EXERCISE MATERIAL
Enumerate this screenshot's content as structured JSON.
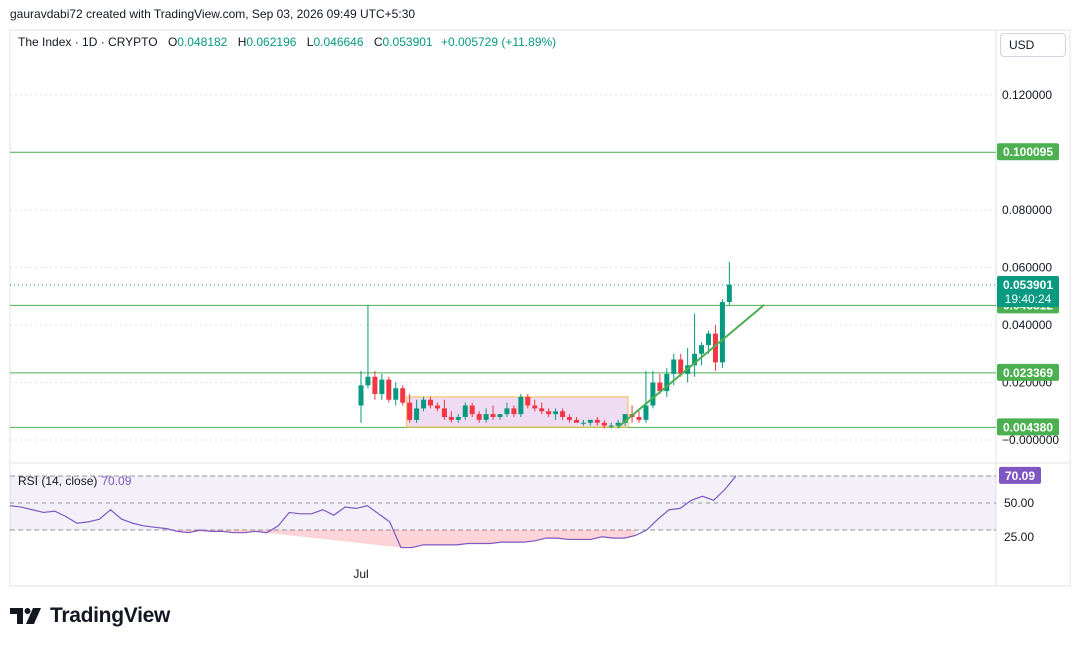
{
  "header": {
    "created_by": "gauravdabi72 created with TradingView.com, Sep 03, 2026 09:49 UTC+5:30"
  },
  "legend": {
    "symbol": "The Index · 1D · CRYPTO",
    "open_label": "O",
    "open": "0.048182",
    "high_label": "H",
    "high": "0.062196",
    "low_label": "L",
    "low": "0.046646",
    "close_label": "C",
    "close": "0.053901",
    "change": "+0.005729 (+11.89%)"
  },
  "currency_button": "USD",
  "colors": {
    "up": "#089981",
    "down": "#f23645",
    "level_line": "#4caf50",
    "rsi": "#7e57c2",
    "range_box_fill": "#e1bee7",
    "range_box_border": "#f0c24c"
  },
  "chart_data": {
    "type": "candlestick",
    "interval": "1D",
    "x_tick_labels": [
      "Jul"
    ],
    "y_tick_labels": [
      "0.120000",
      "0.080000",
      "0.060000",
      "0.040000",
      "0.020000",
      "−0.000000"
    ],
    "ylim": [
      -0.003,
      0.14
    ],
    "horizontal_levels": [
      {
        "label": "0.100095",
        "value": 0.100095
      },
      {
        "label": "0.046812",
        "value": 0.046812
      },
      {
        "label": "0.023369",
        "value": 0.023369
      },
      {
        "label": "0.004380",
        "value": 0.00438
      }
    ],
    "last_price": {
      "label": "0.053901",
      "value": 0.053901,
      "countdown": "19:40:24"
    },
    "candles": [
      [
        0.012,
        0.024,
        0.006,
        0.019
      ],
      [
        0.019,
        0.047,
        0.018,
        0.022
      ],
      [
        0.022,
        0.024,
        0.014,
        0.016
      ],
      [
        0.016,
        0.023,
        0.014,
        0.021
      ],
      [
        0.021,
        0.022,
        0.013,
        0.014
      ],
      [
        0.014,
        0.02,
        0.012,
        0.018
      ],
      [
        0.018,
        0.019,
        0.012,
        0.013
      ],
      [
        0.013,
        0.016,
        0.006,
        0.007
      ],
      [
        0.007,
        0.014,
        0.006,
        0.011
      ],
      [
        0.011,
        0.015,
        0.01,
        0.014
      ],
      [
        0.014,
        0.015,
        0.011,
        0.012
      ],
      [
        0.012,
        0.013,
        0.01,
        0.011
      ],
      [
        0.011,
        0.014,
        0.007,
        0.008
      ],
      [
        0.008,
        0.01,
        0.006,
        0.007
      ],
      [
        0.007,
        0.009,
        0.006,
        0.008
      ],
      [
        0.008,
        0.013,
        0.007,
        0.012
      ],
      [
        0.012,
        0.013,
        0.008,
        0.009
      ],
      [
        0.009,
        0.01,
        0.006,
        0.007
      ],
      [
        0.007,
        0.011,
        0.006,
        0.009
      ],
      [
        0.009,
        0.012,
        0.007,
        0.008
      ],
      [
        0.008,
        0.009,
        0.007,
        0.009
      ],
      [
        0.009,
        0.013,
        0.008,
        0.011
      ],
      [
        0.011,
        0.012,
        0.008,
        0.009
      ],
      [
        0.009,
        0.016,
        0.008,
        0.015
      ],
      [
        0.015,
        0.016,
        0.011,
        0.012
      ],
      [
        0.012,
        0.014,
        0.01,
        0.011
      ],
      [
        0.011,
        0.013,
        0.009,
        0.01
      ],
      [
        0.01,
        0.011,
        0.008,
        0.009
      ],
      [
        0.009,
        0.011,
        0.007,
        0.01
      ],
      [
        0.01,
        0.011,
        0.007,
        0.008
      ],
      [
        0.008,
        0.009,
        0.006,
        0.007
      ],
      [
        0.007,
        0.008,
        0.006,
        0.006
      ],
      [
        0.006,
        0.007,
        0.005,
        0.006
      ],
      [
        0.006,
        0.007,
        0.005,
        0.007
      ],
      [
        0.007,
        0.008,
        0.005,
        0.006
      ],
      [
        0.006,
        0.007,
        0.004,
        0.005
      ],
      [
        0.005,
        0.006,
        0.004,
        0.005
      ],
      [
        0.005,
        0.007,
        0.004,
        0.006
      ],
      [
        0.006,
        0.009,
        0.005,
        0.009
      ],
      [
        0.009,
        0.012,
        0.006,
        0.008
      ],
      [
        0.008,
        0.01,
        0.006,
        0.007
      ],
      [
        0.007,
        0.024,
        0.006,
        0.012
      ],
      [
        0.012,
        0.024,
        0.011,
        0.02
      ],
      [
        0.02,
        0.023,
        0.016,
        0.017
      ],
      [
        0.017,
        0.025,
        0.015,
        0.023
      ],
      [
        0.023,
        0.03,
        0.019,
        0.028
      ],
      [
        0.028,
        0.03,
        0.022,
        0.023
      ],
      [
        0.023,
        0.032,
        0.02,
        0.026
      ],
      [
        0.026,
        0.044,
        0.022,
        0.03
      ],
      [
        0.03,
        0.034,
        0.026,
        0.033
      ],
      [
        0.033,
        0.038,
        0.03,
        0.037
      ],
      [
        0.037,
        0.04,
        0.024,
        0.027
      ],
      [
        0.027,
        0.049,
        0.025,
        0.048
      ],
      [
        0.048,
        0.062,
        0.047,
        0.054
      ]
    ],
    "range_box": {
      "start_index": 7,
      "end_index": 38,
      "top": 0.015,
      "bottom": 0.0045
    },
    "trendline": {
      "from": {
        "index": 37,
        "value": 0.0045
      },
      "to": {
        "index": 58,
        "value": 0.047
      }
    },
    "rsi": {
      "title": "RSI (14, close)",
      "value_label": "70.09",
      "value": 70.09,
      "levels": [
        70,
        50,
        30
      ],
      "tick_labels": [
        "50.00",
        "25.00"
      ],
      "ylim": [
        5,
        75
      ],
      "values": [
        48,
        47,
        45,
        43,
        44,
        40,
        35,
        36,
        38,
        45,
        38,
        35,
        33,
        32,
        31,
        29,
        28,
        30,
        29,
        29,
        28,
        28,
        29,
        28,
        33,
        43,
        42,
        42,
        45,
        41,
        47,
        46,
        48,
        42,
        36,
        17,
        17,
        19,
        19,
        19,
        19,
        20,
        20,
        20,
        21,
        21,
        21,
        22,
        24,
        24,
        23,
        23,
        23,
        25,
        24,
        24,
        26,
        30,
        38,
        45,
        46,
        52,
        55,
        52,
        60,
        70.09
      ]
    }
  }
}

--

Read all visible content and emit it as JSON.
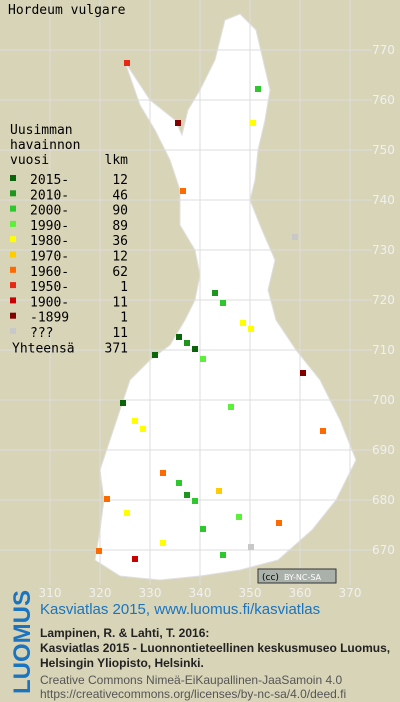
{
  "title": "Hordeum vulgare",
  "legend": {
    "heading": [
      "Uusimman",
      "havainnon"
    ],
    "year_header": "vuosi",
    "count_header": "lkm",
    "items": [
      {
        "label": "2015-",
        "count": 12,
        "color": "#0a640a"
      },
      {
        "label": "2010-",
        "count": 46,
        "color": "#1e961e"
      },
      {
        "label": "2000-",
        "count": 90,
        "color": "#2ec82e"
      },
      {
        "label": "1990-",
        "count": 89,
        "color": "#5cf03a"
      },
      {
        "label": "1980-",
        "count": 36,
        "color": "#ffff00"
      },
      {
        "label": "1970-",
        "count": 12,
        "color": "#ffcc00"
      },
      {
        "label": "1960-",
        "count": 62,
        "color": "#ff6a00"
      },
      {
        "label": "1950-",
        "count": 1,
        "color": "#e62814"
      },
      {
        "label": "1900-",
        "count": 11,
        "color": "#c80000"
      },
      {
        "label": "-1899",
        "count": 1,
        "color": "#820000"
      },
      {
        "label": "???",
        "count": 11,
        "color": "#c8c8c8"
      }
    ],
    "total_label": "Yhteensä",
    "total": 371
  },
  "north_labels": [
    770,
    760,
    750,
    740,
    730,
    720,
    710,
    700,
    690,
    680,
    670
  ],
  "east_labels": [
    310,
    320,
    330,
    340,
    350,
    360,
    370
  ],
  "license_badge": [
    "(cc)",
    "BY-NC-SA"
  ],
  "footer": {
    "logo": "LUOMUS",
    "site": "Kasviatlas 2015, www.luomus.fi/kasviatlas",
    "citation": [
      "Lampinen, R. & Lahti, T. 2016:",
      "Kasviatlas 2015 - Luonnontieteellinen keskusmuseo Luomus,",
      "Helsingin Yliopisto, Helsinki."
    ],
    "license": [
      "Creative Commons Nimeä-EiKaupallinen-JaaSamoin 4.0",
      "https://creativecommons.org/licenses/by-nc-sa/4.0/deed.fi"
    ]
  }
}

==

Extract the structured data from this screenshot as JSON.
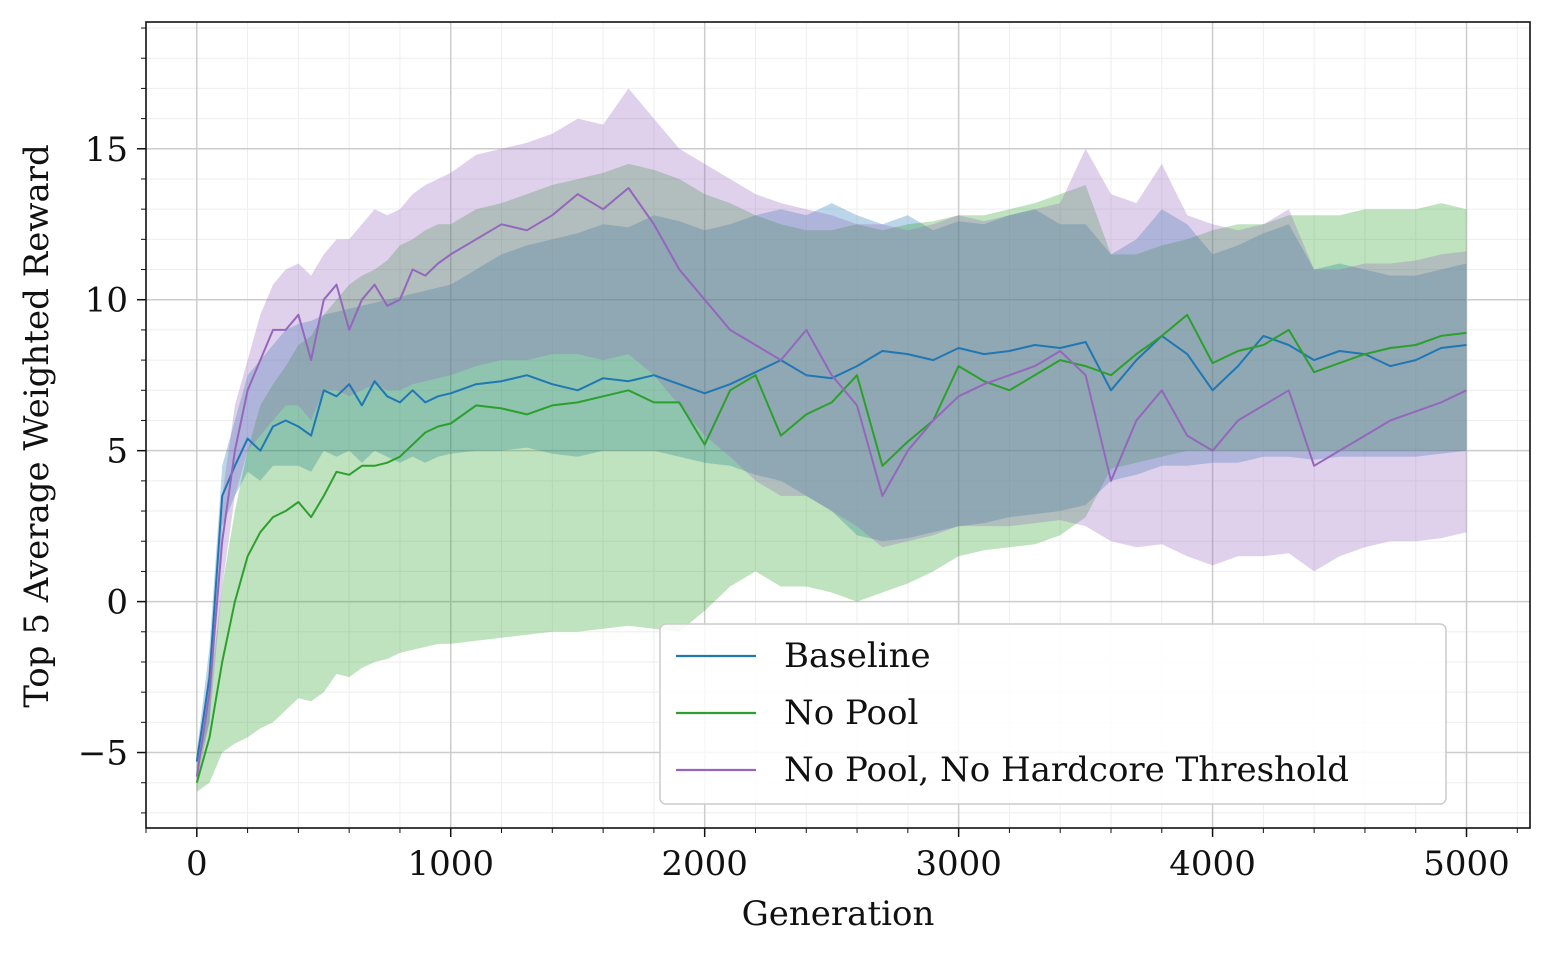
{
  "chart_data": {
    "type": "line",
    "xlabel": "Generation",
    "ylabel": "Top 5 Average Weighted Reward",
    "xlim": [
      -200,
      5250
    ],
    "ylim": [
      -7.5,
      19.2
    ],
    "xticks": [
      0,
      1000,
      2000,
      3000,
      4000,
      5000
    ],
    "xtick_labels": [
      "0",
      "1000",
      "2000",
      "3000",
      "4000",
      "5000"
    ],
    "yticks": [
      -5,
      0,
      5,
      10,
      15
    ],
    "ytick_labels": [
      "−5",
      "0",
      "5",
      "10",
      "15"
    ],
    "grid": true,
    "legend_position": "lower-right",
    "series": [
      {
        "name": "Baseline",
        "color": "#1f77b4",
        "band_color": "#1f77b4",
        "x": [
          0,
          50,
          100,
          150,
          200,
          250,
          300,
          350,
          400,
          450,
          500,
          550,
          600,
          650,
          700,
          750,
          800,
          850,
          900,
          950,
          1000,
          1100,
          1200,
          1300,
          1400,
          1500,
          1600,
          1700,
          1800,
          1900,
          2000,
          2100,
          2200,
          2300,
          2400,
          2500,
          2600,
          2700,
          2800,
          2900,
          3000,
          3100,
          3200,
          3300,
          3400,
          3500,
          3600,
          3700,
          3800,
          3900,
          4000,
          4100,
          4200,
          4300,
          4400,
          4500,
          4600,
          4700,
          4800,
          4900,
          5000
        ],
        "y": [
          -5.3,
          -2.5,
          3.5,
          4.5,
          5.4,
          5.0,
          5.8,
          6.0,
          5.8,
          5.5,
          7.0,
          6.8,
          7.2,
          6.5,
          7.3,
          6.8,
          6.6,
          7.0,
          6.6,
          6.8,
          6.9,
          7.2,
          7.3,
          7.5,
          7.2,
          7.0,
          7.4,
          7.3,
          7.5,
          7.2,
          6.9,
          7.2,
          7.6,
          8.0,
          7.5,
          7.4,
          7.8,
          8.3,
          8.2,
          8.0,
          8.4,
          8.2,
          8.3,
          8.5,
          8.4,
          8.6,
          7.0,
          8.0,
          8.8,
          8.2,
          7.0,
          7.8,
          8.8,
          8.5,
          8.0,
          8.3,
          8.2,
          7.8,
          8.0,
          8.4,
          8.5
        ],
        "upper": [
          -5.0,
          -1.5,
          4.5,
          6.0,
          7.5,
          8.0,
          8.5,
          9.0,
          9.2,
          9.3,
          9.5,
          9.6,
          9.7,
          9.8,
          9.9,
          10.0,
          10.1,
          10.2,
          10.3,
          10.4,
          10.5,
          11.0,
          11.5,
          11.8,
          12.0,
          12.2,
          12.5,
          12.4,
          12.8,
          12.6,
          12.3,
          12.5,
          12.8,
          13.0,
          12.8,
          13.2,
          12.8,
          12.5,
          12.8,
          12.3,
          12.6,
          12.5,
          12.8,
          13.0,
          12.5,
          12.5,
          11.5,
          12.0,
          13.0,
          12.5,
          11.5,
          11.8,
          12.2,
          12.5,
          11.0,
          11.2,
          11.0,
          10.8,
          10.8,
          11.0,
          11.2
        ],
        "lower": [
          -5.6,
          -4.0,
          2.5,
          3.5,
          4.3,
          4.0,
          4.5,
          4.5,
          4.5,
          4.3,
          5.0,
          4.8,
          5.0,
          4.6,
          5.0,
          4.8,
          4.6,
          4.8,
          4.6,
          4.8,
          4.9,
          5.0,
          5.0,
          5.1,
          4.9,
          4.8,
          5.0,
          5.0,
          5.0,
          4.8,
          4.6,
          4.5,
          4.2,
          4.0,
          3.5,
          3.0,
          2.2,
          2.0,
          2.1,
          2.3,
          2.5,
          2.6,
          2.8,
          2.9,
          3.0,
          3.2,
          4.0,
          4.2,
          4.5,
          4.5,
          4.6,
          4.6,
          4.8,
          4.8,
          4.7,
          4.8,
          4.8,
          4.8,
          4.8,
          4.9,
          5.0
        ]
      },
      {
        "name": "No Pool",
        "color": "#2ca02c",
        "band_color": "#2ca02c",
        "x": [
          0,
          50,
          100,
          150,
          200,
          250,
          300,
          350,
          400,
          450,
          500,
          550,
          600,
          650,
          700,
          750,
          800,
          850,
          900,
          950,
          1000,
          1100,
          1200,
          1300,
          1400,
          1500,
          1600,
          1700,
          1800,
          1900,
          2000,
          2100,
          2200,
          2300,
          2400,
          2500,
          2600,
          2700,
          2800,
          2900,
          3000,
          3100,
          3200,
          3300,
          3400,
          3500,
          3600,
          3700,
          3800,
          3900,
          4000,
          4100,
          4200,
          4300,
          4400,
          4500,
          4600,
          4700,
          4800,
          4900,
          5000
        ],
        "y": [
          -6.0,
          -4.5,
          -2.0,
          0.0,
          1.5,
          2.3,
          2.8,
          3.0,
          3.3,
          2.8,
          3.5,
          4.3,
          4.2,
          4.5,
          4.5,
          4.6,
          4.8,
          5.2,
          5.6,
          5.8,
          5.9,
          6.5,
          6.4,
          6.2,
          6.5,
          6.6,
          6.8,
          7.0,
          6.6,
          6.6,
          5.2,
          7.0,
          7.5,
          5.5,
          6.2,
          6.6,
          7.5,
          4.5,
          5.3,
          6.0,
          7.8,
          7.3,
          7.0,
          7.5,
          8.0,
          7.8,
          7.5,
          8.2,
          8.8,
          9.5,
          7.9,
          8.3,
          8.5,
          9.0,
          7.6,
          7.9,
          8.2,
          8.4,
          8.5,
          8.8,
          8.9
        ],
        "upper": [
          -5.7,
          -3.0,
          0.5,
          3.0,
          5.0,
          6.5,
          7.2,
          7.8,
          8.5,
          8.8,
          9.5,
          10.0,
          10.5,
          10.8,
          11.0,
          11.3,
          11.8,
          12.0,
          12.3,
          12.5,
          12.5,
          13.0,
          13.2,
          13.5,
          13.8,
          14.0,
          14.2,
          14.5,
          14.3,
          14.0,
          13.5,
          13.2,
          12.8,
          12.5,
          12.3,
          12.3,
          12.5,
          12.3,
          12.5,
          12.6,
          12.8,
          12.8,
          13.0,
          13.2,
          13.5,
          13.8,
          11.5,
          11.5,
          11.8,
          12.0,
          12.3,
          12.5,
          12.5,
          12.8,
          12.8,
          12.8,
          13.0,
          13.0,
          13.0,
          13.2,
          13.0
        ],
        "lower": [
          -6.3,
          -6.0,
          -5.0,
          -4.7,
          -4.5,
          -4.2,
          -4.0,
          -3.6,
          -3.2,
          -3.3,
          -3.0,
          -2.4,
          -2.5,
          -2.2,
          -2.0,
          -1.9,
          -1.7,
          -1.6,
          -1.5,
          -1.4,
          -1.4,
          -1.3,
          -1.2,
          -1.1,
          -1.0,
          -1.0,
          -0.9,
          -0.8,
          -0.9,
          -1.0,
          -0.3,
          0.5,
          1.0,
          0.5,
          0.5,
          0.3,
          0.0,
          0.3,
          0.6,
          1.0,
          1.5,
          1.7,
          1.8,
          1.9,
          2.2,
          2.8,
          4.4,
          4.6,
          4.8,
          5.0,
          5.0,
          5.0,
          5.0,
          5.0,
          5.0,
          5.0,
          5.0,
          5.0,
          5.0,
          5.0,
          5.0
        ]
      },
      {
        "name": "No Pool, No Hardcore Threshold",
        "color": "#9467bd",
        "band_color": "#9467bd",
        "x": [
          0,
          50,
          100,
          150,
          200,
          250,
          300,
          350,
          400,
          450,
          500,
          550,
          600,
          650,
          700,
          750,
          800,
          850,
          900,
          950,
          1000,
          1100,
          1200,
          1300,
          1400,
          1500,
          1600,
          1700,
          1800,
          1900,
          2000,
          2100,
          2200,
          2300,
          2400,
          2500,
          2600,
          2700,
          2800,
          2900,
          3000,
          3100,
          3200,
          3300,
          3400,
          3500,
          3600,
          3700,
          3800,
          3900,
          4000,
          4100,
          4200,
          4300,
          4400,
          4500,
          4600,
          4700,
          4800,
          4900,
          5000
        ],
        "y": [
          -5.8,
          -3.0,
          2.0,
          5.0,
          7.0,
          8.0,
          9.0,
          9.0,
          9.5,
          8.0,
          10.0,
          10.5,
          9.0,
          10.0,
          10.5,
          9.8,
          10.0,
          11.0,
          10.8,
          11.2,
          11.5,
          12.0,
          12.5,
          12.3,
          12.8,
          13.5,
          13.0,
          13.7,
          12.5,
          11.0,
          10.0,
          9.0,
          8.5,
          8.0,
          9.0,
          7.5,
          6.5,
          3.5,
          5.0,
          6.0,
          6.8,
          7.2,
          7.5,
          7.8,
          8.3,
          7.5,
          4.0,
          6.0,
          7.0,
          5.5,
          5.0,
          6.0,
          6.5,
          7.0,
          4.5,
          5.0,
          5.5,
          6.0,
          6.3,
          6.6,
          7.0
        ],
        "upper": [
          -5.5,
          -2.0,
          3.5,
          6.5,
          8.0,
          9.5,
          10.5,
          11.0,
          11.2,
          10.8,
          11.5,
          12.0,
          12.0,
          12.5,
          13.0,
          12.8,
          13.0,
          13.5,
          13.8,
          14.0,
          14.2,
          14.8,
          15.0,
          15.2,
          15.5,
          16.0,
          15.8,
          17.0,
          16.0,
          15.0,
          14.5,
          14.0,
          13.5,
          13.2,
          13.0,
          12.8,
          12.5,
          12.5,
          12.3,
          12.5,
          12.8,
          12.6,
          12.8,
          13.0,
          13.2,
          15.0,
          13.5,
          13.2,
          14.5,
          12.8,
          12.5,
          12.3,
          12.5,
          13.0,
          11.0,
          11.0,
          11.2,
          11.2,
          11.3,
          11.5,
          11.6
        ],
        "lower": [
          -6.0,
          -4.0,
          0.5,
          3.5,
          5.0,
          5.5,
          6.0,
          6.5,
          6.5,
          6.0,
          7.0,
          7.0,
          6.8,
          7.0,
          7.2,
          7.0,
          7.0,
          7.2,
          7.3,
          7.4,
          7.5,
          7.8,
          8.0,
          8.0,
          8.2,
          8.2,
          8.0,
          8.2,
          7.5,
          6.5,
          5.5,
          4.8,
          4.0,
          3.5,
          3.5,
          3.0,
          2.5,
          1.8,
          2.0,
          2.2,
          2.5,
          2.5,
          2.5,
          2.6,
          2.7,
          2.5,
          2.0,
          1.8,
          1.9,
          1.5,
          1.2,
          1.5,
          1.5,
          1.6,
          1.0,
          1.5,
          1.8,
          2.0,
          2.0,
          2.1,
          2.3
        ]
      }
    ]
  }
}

WRITTEN INSTRUCTION
All lines above with "structured" in them should be returned.

FULL OUTPUT
Enumerate this screenshot's content as structured JSON.
Extract the structured data from this screenshot as JSON.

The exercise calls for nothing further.